-- WHAT IS BEING ASKED --
Collect the lines of the entries where "icon" shows up.

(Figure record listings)
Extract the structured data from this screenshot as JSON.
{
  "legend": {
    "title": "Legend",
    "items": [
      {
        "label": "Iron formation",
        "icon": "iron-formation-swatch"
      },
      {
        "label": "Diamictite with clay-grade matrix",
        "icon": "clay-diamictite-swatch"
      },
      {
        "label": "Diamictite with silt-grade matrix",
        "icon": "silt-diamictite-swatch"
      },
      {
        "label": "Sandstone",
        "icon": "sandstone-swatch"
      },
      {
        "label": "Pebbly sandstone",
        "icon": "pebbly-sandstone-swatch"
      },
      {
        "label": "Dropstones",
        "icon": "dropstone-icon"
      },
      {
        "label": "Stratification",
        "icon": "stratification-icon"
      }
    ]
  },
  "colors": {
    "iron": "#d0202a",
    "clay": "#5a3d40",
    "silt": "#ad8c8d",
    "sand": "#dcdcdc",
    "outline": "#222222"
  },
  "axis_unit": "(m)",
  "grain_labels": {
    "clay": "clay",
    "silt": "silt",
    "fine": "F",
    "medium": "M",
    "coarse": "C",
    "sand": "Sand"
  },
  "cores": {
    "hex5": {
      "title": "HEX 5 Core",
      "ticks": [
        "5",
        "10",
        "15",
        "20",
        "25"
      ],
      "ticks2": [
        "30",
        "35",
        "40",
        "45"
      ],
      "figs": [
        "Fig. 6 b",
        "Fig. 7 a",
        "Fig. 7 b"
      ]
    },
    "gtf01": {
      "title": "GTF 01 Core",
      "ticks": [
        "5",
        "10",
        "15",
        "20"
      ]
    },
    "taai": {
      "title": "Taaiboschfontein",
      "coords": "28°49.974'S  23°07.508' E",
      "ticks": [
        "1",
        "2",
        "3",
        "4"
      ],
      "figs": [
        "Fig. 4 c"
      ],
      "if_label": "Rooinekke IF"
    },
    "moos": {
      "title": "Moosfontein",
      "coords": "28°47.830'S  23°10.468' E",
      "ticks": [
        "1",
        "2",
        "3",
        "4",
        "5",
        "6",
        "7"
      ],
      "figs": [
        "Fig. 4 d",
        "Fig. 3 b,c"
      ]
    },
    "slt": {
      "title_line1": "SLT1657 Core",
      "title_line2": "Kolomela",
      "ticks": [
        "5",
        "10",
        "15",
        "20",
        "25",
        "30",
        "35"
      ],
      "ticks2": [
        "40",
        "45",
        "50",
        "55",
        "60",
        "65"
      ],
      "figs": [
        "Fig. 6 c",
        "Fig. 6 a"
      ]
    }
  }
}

-- CORRECT RESPONSE --
        "icon": "iron-formation-swatch"
        "icon": "clay-diamictite-swatch"
        "icon": "silt-diamictite-swatch"
        "icon": "sandstone-swatch"
        "icon": "pebbly-sandstone-swatch"
        "icon": "dropstone-icon"
        "icon": "stratification-icon"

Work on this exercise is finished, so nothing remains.